• **Saved entries**
▼
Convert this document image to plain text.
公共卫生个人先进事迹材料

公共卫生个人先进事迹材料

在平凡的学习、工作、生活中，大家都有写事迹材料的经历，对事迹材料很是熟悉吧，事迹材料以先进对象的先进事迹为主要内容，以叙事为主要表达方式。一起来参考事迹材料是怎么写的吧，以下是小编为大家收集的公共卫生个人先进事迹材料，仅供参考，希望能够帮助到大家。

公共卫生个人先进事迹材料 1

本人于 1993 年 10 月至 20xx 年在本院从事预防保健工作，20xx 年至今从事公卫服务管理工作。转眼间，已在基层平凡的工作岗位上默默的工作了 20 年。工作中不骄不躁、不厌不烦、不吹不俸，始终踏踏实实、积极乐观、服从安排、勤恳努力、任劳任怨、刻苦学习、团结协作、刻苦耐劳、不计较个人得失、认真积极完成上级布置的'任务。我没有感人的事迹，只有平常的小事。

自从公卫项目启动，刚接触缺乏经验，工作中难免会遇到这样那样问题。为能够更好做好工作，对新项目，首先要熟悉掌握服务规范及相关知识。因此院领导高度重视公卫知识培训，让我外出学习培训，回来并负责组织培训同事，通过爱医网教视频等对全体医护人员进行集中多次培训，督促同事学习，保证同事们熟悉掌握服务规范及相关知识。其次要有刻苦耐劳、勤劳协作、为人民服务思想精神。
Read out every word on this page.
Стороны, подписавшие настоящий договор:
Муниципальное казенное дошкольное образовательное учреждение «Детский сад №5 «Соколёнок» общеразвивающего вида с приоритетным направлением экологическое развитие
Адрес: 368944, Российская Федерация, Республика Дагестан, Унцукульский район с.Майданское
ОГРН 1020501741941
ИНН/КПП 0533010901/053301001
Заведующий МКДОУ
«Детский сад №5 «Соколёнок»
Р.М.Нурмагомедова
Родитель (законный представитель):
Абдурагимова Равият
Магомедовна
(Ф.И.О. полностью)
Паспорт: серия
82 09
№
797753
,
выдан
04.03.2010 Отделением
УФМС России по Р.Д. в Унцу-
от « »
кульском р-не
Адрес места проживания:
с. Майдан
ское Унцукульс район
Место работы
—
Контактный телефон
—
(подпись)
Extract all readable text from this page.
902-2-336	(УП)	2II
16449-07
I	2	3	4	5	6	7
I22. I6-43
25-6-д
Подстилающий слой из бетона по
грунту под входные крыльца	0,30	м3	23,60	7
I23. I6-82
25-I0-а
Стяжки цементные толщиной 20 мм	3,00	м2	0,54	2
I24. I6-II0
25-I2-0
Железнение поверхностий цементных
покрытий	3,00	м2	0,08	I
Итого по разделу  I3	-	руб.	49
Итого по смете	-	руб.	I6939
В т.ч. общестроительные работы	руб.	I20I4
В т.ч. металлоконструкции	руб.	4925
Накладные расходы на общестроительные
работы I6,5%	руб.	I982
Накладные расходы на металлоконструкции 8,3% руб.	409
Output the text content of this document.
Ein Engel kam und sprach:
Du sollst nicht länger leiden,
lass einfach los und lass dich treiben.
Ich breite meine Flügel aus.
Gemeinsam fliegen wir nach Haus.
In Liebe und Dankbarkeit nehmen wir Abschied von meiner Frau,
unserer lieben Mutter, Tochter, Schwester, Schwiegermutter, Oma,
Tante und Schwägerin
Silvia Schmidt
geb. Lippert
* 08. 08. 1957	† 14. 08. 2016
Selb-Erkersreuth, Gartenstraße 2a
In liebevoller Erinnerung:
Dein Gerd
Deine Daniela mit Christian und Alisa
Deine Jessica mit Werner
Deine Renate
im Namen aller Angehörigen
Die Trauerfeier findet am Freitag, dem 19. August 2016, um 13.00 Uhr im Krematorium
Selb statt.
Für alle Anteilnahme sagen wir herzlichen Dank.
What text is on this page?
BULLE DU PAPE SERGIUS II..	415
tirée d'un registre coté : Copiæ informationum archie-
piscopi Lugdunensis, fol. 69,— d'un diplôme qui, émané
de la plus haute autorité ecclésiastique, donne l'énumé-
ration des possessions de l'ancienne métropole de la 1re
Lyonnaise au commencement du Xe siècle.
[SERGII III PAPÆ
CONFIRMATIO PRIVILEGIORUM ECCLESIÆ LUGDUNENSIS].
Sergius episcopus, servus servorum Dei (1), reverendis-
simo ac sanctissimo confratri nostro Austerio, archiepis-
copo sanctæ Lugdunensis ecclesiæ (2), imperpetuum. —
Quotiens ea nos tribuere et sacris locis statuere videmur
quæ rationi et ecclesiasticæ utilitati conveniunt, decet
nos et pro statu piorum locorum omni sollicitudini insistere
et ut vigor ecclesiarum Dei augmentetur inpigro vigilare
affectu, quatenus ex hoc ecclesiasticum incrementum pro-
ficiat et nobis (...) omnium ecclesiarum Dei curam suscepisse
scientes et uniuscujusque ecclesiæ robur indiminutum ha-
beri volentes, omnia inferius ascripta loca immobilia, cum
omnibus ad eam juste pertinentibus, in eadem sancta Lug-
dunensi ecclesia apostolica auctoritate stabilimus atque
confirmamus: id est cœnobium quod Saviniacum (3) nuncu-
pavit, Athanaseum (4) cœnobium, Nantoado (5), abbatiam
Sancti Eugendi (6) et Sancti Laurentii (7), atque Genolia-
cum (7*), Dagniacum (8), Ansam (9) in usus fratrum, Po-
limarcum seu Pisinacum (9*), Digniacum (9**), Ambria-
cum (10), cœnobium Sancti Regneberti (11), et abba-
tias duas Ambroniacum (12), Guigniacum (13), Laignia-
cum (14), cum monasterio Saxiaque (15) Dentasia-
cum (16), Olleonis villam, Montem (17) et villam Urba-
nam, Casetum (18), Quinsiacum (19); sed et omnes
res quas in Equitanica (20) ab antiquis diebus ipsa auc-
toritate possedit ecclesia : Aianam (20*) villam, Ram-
▲
• **Set problem**
Retype the material in full, character for character.

• **Solution to the problem**
Convert this document image to plain text.
公共卫生个人先进事迹材料

公共卫生个人先进事迹材料

在平凡的学习、工作、生活中，大家都有写事迹材料的经历，对事迹材料很是熟悉吧，事迹材料以先进对象的先进事迹为主要内容，以叙事为主要表达方式。一起来参考事迹材料是怎么写的吧，以下是小编为大家收集的公共卫生个人先进事迹材料，仅供参考，希望能够帮助到大家。

公共卫生个人先进事迹材料 1

本人于 1993 年 10 月至 20xx 年在本院从事预防保健工作，20xx 年至今从事公卫服务管理工作。转眼间，已在基层平凡的工作岗位上默默的工作了 20 年。工作中不骄不躁、不厌不烦、不吹不俸，始终踏踏实实、积极乐观、服从安排、勤恳努力、任劳任怨、刻苦学习、团结协作、刻苦耐劳、不计较个人得失、认真积极完成上级布置的'任务。我没有感人的事迹，只有平常的小事。

自从公卫项目启动，刚接触缺乏经验，工作中难免会遇到这样那样问题。为能够更好做好工作，对新项目，首先要熟悉掌握服务规范及相关知识。因此院领导高度重视公卫知识培训，让我外出学习培训，回来并负责组织培训同事，通过爱医网教视频等对全体医护人员进行集中多次培训，督促同事学习，保证同事们熟悉掌握服务规范及相关知识。其次要有刻苦耐劳、勤劳协作、为人民服务思想精神。
Read out every word on this page.
Стороны, подписавшие настоящий договор:
Муниципальное казенное дошкольное образовательное учреждение «Детский сад №5 «Соколёнок» общеразвивающего вида с приоритетным направлением экологическое развитие
Адрес: 368944, Российская Федерация, Республика Дагестан, Унцукульский район с.Майданское
ОГРН 1020501741941
ИНН/КПП 0533010901/053301001
Заведующий МКДОУ
«Детский сад №5 «Соколёнок»
Р.М.Нурмагомедова
Родитель (законный представитель):
Абдурагимова Равият
Магомедовна
(Ф.И.О. полностью)
Паспорт: серия
82 09
№
797753
,
выдан
04.03.2010 Отделением
УФМС России по Р.Д. в Унцу-
от « »
кульском р-не
Адрес места проживания:
с. Майдан
ское Унцукульс район
Место работы
—
Контактный телефон
—
(подпись)
Extract all readable text from this page.
902-2-336	(УП)	2II
16449-07
I	2	3	4	5	6	7
I22. I6-43
25-6-д
Подстилающий слой из бетона по
грунту под входные крыльца	0,30	м3	23,60	7
I23. I6-82
25-I0-а
Стяжки цементные толщиной 20 мм	3,00	м2	0,54	2
I24. I6-II0
25-I2-0
Железнение поверхностий цементных
покрытий	3,00	м2	0,08	I
Итого по разделу  I3	-	руб.	49
Итого по смете	-	руб.	I6939
В т.ч. общестроительные работы	руб.	I20I4
В т.ч. металлоконструкции	руб.	4925
Накладные расходы на общестроительные
работы I6,5%	руб.	I982
Накладные расходы на металлоконструкции 8,3% руб.	409
Output the text content of this document.
Ein Engel kam und sprach:
Du sollst nicht länger leiden,
lass einfach los und lass dich treiben.
Ich breite meine Flügel aus.
Gemeinsam fliegen wir nach Haus.
In Liebe und Dankbarkeit nehmen wir Abschied von meiner Frau,
unserer lieben Mutter, Tochter, Schwester, Schwiegermutter, Oma,
Tante und Schwägerin
Silvia Schmidt
geb. Lippert
* 08. 08. 1957	† 14. 08. 2016
Selb-Erkersreuth, Gartenstraße 2a
In liebevoller Erinnerung:
Dein Gerd
Deine Daniela mit Christian und Alisa
Deine Jessica mit Werner
Deine Renate
im Namen aller Angehörigen
Die Trauerfeier findet am Freitag, dem 19. August 2016, um 13.00 Uhr im Krematorium
Selb statt.
Für alle Anteilnahme sagen wir herzlichen Dank.
What text is on this page?
BULLE DU PAPE SERGIUS II..	415
tirée d'un registre coté : Copiæ informationum archie-
piscopi Lugdunensis, fol. 69,— d'un diplôme qui, émané
de la plus haute autorité ecclésiastique, donne l'énumé-
ration des possessions de l'ancienne métropole de la 1re
Lyonnaise au commencement du Xe siècle.
[SERGII III PAPÆ
CONFIRMATIO PRIVILEGIORUM ECCLESIÆ LUGDUNENSIS].
Sergius episcopus, servus servorum Dei (1), reverendis-
simo ac sanctissimo confratri nostro Austerio, archiepis-
copo sanctæ Lugdunensis ecclesiæ (2), imperpetuum. —
Quotiens ea nos tribuere et sacris locis statuere videmur
quæ rationi et ecclesiasticæ utilitati conveniunt, decet
nos et pro statu piorum locorum omni sollicitudini insistere
et ut vigor ecclesiarum Dei augmentetur inpigro vigilare
affectu, quatenus ex hoc ecclesiasticum incrementum pro-
ficiat et nobis (...) omnium ecclesiarum Dei curam suscepisse
scientes et uniuscujusque ecclesiæ robur indiminutum ha-
beri volentes, omnia inferius ascripta loca immobilia, cum
omnibus ad eam juste pertinentibus, in eadem sancta Lug-
dunensi ecclesia apostolica auctoritate stabilimus atque
confirmamus: id est cœnobium quod Saviniacum (3) nuncu-
pavit, Athanaseum (4) cœnobium, Nantoado (5), abbatiam
Sancti Eugendi (6) et Sancti Laurentii (7), atque Genolia-
cum (7*), Dagniacum (8), Ansam (9) in usus fratrum, Po-
limarcum seu Pisinacum (9*), Digniacum (9**), Ambria-
cum (10), cœnobium Sancti Regneberti (11), et abba-
tias duas Ambroniacum (12), Guigniacum (13), Laignia-
cum (14), cum monasterio Saxiaque (15) Dentasia-
cum (16), Olleonis villam, Montem (17) et villam Urba-
nam, Casetum (18), Quinsiacum (19); sed et omnes
res quas in Equitanica (20) ab antiquis diebus ipsa auc-
toritate possedit ecclesia : Aianam (20*) villam, Ram-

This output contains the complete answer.